= Task goal =
Please give the lines of the records between the line holding "text-line: the next" and the line holding "text-line: elbow (2), thus", inclusive, as a Markdown table with columns Row and Text. Leave out any blank lines.

Page element annotations:
╭──
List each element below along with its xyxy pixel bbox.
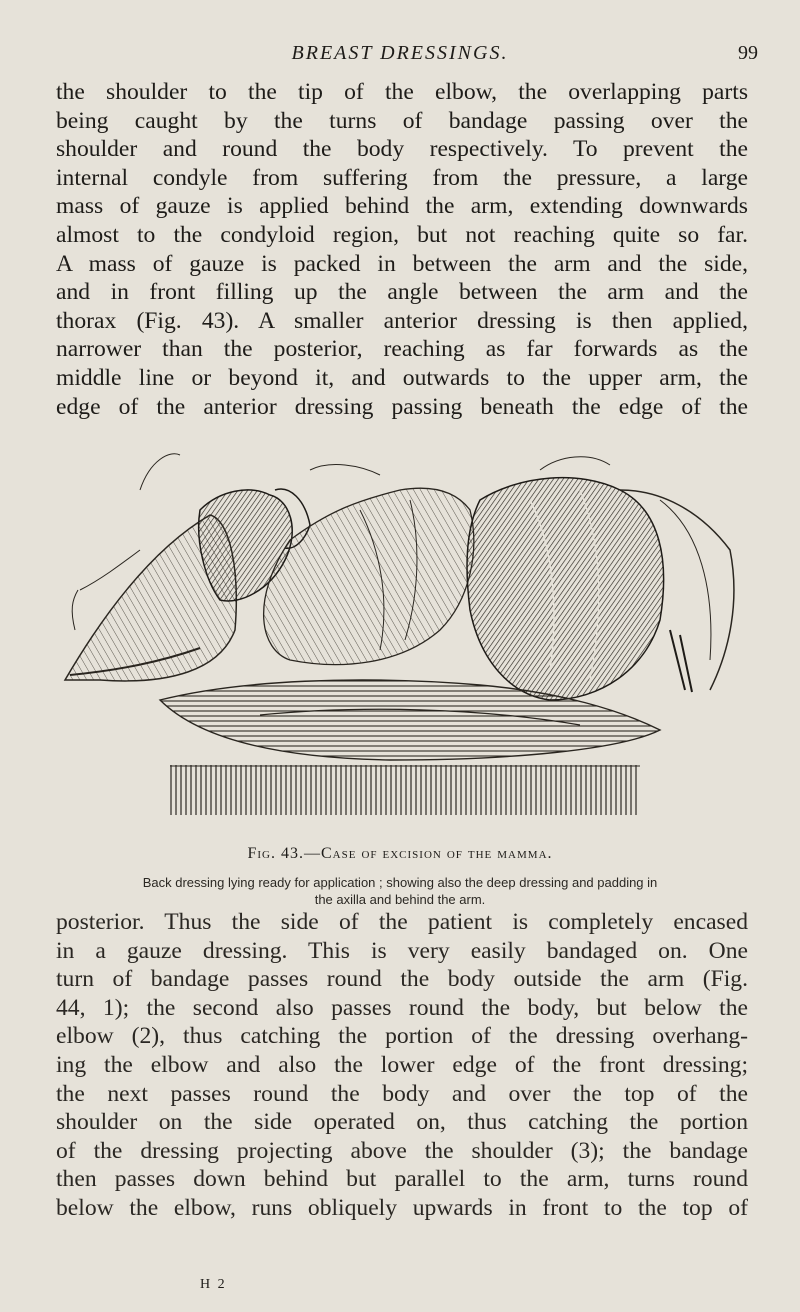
text-line: the next passes round the body and over the top of the bbox=[56, 1080, 748, 1107]
text-line: the shoulder to the tip of the elbow, the overlapping parts bbox=[56, 79, 748, 105]
text-line: of the dressing projecting above the shoulder (3); the bandage bbox=[56, 1137, 748, 1164]
caption-line: the axilla and behind the arm. bbox=[314, 892, 486, 907]
text-line: almost to the condyloid region, but not reaching quite so far. bbox=[56, 221, 748, 248]
text-line: middle line or beyond it, and outwards to the upper arm, the bbox=[56, 364, 748, 391]
text-line: elbow (2), thus catching the portion of the dressing overhang- bbox=[56, 1023, 748, 1050]
text-line: 44, 1); the second also passes round the body, but below the bbox=[56, 994, 748, 1021]
paragraph-1 bbox=[56, 78, 748, 421]
text-line: turn of bandage passes round the body outside the arm (Fig. bbox=[56, 966, 748, 993]
figure-illustration bbox=[60, 430, 750, 834]
text-line: shoulder on the side operated on, thus catching the portion bbox=[56, 1109, 748, 1136]
text-line: internal condyle from suffering from the pressure, a large bbox=[56, 164, 748, 191]
text-line: A mass of gauze is packed in between the arm and the side, bbox=[56, 250, 748, 277]
text-line: edge of the anterior dressing passing beneath the edge of the bbox=[56, 393, 748, 420]
figure-caption-description bbox=[100, 874, 700, 908]
running-title: BREAST DRESSINGS. bbox=[291, 42, 509, 64]
page-number: 99 bbox=[738, 42, 758, 64]
text-line: mass of gauze is applied behind the arm, extending downwards bbox=[56, 193, 748, 220]
text-line: thorax (Fig. 43). A smaller anterior dressing is then applied, bbox=[56, 307, 748, 334]
text-line: in a gauze dressing. This is very easily bandaged on. One bbox=[56, 937, 748, 964]
text-line: below the elbow, runs obliquely upwards in front to the top of bbox=[56, 1194, 748, 1221]
text-line: then passes down behind but parallel to the arm, turns round bbox=[56, 1166, 748, 1193]
figure-caption-title: Fig. 43.—Case of excision of the mamma. bbox=[247, 845, 553, 862]
signature-mark: H 2 bbox=[200, 1277, 227, 1292]
paragraph-2 bbox=[56, 908, 748, 1223]
text-line: posterior. Thus the side of the patient is completely encased bbox=[56, 909, 748, 935]
caption-line: Back dressing lying ready for application ; showing also the deep dressing and padding in bbox=[142, 875, 658, 890]
running-head bbox=[0, 40, 800, 70]
text-line: shoulder and round the body respectively. To prevent the bbox=[56, 136, 748, 163]
engraving-illustration bbox=[60, 430, 750, 834]
text-line: narrower than the posterior, reaching as far forwards as the bbox=[56, 336, 748, 363]
text-line: and in front filling up the angle between the arm and the bbox=[56, 279, 748, 306]
text-line: ing the elbow and also the lower edge of the front dressing; bbox=[56, 1051, 748, 1078]
text-line: being caught by the turns of bandage passing over the bbox=[56, 107, 748, 134]
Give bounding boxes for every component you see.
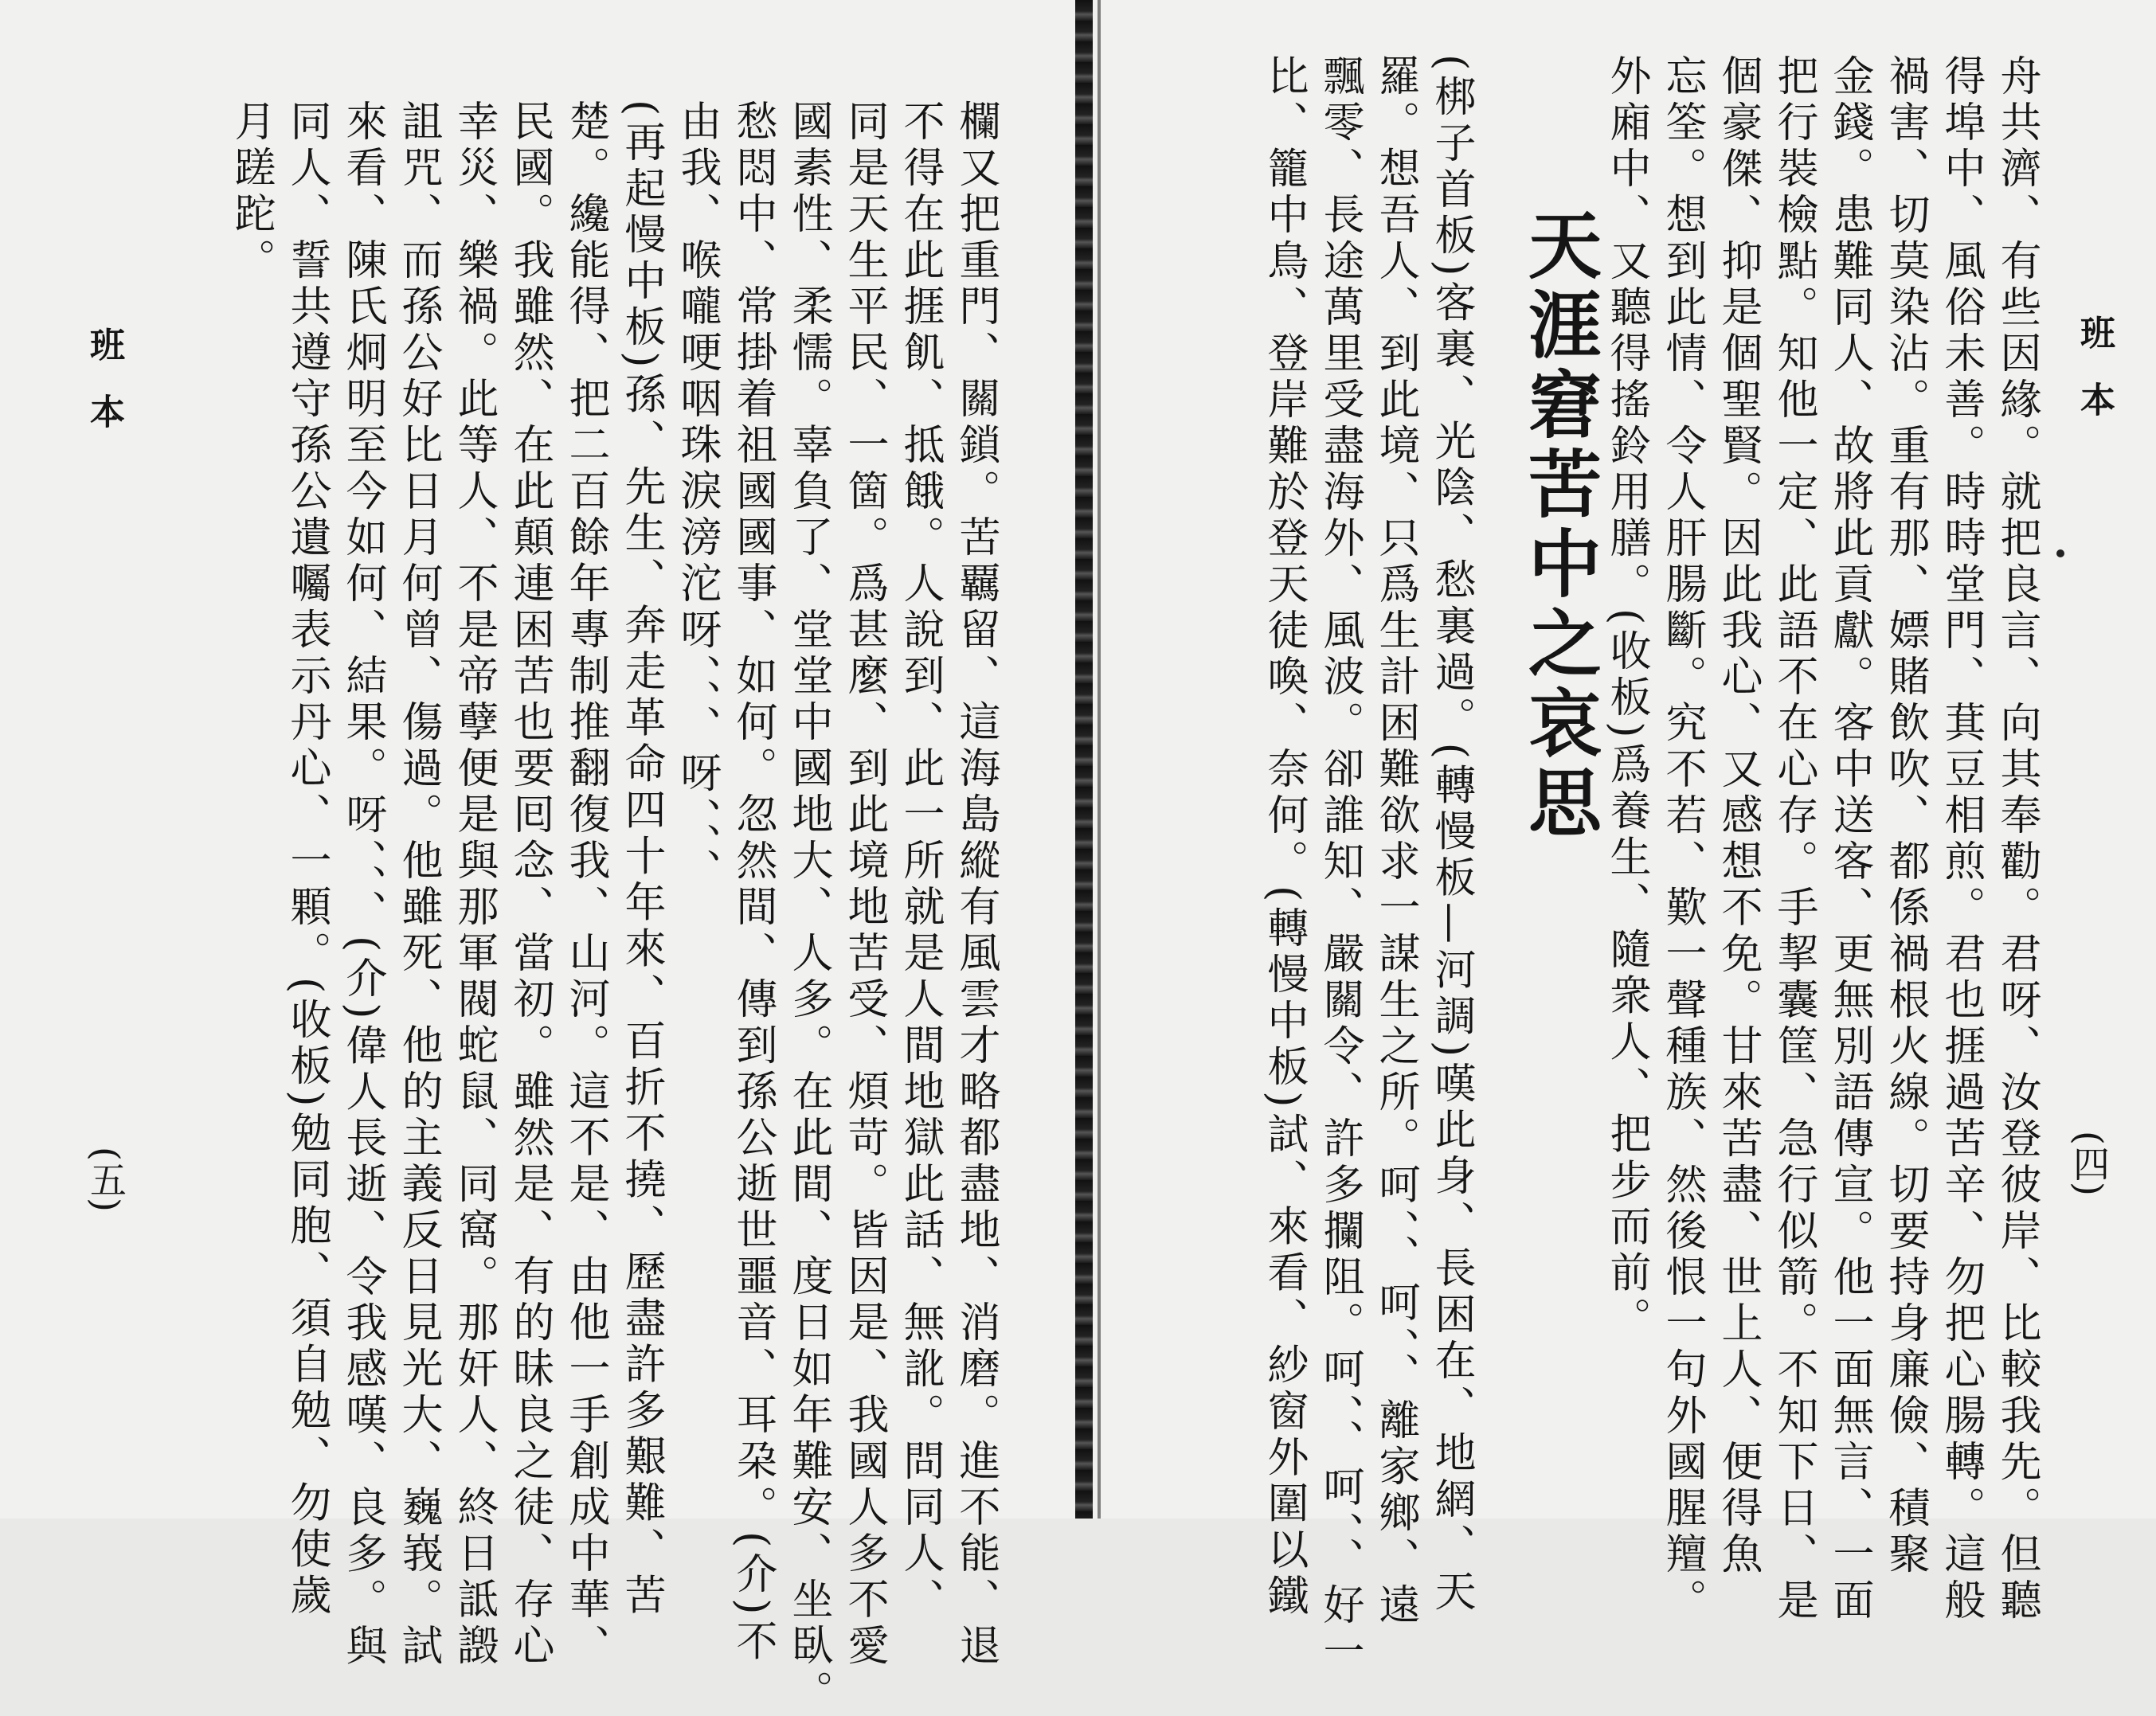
left-column-8: 楚。纔能得、把二百餘年專制推翻復我、山河。這不是、由他一手創成中華、 — [561, 100, 609, 1670]
right-column-2: 得埠中、風俗未善。時時堂門、萁豆相煎。君也捱過苦辛、勿把心腸轉。這般 — [1937, 54, 1985, 1624]
left-column-11: 詛咒、而孫公好比日月何曾、傷過。他雖死、他的主義反日見光大、巍峩。試 — [394, 100, 442, 1670]
right-column-8: 外廂中、又聽得搖鈴用膳。(收板)爲養生、隨衆人、把步而前。 — [1602, 54, 1650, 1343]
left-column-12: 來看、陳氏炯明至今如何、結果。呀、、、(介)偉人長逝、令我感嘆、良多。與 — [338, 100, 386, 1671]
right-column-12: 比、籠中鳥、登岸難於登天徒喚、奈何。(轉慢中板)試、來看、紗窗外圍以鐵 — [1260, 54, 1308, 1620]
right-column-11: 飄零、長途萬里受盡海外、風波。卻誰知、嚴關令、許多攔阻。呵、、呵、、好一 — [1316, 54, 1364, 1675]
right-page-header: 班本 — [2074, 315, 2115, 448]
left-page — [0, 0, 1075, 1716]
right-column-4: 金錢。患難同人、故將此貢獻。客中送客、更無別語傳宣。他一面無言、一面 — [1825, 54, 1873, 1624]
gutter-shadow — [1098, 0, 1101, 1519]
right-page-number: (四) — [2068, 1131, 2111, 1196]
right-column-6: 個豪傑、抑是個聖賢。因此我心、又感想不免。甘來苦盡、世上人、便得魚 — [1714, 54, 1762, 1578]
section-title: 天涯窘苦中之哀思 — [1516, 207, 1602, 844]
right-column-5: 把行裝檢點。知他一定、此語不在心存。手挈囊筐、急行似箭。不知下日、是 — [1770, 54, 1818, 1624]
right-column-7: 忘筌。想到此情、令人肝腸斷。究不若、歎一聲種族、然後恨一句外國腥羶。 — [1658, 54, 1706, 1624]
ink-dot — [2056, 549, 2064, 557]
right-column-1: 舟共濟、有些因緣。就把良言、向其奉勸。君呀、汝登彼岸、比較我先。但聽 — [1993, 54, 2041, 1624]
left-column-5: 愁悶中、常掛着祖國國事、如何。忽然間、傳到孫公逝世噩音、耳朶。(介)不 — [729, 100, 777, 1666]
right-column-3: 禍害、切莫染沾。重有那、嫖賭飲吹、都係禍根火線。切要持身廉儉、積聚 — [1881, 54, 1929, 1578]
left-column-2: 不得在此捱飢、抵餓。人說到、此一所就是人間地獄此話、無訛。問同人、 — [896, 100, 944, 1624]
right-page — [1093, 0, 2156, 1675]
left-column-6: 由我、喉嚨哽咽珠淚滂沱呀、、、呀、、、 — [673, 100, 721, 894]
left-column-3: 同是天生平民、一箇。爲甚麼、到此境地苦受、煩苛。皆因是、我國人多不愛 — [840, 100, 888, 1670]
left-page-number: (五) — [84, 1147, 127, 1212]
left-column-7: (再起慢中板)孫、先生、奔走革命四十年來、百折不撓、歷盡許多艱難、苦 — [617, 100, 665, 1620]
left-column-13: 同人、誓共遵守孫公遺囑表示丹心、一顆。(收板)勉同胞、須自勉、勿使歲 — [283, 100, 331, 1620]
book-gutter — [1075, 0, 1093, 1519]
right-column-9: (梆子首板)客裏、光陰、愁裏過。(轉慢板—河調)嘆此身、長困在、地網、天 — [1427, 54, 1475, 1616]
left-column-4: 國素性、柔懦。辜負了、堂堂中國地大、人多。在此間、度日如年難安、坐臥。 — [785, 100, 832, 1716]
left-column-1: 欄又把重門、關鎖。苦覊留、這海島縱有風雲才略都盡地、消磨。進不能、退 — [952, 100, 1000, 1670]
right-column-10: 羅。想吾人、到此境、只爲生計困難欲求一謀生之所。呵、、呵、、離家鄉、遠 — [1371, 54, 1419, 1629]
left-page-header: 班本 — [84, 326, 124, 460]
left-column-14: 月蹉跎。 — [227, 100, 275, 284]
left-column-10: 幸災、樂禍。此等人、不是帝孽便是與那軍閥蛇鼠、同窩。那奸人、終日詆譭 — [450, 100, 498, 1670]
left-column-9: 民國。我雖然、在此顛連困苦也要囘念、當初。雖然是、有的昧良之徒、存心 — [506, 100, 554, 1670]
╰──
= Output for this task =
| Row | Text |
|---|---|
| 1 | text-line: the next passes round the body and over the top of the bbox=[56, 1080, 748, 1107] |
| 2 | text-line: the shoulder to the tip of the elbow, the overlapping parts bbox=[56, 79, 748, 105] |
| 3 | text-line: of the dressing projecting above the shoulder (3); the bandage bbox=[56, 1137, 748, 1164] |
| 4 | caption-line: the axilla and behind the arm. bbox=[314, 892, 486, 907] |
| 5 | text-line: almost to the condyloid region, but not reaching quite so far. bbox=[56, 221, 748, 248] |
| 6 | text-line: middle line or beyond it, and outwards to the upper arm, the bbox=[56, 364, 748, 391] |
| 7 | text-line: elbow (2), thus catching the portion of the dressing overhang- bbox=[56, 1023, 748, 1050] |